> WRITTEN REQUEST:
Work out the number of lines containing "kind". Answer with nothing but that number.

Stored records:
┌──
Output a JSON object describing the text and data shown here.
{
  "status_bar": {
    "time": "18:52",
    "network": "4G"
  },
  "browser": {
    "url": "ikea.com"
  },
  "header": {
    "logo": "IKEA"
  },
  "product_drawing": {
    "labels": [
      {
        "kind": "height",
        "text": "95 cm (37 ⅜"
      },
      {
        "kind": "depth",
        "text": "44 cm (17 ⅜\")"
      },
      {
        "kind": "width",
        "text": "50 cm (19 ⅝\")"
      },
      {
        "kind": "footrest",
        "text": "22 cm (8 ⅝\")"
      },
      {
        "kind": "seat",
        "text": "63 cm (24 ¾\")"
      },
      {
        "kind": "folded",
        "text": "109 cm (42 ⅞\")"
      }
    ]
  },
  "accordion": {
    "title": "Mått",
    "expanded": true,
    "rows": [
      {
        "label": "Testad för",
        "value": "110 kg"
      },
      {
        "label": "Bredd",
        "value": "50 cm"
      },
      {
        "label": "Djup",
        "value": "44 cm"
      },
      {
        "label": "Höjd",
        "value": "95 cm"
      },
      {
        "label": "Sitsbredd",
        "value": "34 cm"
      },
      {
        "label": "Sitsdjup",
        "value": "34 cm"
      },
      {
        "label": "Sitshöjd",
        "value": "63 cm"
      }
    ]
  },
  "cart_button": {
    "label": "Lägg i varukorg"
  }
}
└──
> RESPONSE:
6